▸ What you need to do
Copy each line of the data below with the word "structured".

▸ Recorded information
☆ ☆ ☆ ☆ ☆

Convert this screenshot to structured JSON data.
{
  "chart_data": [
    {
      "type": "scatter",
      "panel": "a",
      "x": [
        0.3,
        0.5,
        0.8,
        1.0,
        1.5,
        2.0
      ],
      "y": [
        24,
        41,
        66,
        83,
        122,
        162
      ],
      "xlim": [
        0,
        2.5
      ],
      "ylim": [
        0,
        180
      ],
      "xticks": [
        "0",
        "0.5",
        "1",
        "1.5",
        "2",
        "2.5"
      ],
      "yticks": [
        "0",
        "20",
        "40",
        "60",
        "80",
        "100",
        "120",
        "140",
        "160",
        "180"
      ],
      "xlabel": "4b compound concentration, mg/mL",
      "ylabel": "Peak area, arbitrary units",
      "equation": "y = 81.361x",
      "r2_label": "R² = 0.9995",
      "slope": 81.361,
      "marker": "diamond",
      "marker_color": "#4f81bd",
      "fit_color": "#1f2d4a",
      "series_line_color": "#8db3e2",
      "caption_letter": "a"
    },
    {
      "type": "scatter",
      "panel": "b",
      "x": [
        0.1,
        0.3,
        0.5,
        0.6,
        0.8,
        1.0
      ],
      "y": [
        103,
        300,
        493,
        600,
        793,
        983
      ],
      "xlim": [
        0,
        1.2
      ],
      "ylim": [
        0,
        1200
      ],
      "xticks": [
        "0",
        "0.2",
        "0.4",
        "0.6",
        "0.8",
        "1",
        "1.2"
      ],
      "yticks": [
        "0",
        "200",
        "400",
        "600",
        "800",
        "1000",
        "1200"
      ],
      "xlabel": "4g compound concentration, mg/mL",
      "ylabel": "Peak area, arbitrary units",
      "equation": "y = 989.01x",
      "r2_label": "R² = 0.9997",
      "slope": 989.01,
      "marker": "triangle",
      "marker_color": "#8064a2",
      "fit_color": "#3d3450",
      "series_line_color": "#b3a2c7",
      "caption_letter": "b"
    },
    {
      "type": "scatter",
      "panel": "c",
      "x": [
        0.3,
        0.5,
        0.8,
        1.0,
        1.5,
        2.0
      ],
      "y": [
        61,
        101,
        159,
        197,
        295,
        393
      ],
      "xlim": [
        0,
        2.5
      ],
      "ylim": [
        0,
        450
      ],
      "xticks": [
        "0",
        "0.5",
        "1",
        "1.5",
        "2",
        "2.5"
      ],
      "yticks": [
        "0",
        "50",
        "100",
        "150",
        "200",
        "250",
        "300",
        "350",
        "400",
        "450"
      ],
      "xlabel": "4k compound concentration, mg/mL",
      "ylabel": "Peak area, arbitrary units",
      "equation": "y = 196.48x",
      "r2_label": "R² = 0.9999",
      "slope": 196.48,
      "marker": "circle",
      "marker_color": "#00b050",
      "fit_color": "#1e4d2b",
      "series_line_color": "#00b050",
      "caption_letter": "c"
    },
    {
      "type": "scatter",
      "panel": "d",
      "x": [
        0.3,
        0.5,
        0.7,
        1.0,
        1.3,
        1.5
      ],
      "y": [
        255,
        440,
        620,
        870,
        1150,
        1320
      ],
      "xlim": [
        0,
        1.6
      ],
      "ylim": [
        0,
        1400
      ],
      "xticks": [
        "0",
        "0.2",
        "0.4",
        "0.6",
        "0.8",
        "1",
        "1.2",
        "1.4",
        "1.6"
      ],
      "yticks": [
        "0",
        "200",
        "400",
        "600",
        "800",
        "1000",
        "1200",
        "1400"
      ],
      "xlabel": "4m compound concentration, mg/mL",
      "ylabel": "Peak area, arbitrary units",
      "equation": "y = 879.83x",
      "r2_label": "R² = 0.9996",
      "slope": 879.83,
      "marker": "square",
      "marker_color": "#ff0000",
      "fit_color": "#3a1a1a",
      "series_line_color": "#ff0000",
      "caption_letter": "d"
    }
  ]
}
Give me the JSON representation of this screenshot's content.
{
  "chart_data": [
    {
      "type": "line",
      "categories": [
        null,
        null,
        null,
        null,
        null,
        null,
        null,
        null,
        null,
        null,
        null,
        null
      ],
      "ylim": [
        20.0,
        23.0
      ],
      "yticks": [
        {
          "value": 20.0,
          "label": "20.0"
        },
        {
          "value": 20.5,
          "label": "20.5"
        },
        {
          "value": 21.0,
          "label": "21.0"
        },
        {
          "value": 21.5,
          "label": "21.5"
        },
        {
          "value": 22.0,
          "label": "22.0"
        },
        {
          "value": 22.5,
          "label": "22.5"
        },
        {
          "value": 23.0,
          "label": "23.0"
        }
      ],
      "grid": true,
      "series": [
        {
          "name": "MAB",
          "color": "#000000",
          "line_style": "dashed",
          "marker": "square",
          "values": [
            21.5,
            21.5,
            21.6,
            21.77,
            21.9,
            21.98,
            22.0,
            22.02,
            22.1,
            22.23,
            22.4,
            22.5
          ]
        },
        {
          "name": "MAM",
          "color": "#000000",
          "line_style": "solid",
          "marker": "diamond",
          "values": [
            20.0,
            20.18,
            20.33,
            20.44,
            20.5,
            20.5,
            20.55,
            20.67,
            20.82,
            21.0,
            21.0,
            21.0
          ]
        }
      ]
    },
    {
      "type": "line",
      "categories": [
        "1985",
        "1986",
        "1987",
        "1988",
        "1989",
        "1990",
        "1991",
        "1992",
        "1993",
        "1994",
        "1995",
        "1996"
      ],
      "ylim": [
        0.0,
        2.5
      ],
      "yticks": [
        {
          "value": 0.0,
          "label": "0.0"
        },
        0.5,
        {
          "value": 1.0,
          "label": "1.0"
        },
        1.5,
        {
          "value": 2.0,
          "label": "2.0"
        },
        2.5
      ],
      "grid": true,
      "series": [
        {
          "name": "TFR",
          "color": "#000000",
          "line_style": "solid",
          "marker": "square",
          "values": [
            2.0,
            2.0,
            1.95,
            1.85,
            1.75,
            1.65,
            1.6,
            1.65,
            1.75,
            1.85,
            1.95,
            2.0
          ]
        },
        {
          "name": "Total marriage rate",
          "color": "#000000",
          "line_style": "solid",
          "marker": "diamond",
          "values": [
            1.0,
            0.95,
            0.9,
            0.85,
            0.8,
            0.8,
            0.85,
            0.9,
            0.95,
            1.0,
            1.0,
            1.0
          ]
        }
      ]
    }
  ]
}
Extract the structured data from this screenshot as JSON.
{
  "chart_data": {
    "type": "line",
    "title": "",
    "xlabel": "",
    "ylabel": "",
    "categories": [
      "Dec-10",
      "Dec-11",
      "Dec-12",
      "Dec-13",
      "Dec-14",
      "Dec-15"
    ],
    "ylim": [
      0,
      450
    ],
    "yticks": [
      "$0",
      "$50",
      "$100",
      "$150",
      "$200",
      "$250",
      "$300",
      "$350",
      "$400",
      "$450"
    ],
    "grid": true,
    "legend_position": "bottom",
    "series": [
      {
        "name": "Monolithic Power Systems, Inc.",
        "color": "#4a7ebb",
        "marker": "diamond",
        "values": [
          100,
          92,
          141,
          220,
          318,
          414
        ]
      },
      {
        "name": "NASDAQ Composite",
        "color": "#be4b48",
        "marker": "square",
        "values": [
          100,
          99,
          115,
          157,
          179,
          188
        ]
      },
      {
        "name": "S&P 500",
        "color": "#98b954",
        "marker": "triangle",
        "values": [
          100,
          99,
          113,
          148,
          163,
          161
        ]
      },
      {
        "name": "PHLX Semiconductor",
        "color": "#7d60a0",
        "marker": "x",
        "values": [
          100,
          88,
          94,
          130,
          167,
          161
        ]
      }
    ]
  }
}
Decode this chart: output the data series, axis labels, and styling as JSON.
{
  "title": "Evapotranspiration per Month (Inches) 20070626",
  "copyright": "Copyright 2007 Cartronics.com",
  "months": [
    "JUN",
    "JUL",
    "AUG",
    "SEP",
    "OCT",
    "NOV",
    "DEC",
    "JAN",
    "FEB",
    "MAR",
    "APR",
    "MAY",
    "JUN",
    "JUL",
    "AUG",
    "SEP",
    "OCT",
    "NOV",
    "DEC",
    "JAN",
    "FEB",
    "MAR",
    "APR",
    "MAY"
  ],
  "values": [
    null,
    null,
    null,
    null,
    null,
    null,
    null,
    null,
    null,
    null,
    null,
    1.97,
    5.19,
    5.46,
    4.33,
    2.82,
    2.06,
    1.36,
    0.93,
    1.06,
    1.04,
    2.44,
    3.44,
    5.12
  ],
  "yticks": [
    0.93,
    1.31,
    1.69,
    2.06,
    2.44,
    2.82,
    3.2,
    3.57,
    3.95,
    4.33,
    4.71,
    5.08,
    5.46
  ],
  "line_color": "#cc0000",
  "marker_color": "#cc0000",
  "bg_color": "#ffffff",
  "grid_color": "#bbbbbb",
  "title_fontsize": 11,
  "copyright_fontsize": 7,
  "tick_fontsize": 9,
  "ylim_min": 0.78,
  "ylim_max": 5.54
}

☆ ☆ ☆ ☆ ☆

▸ Answer for this exercise
Convert this screenshot to structured JSON data.
Extract the structured data from this screenshot as JSON.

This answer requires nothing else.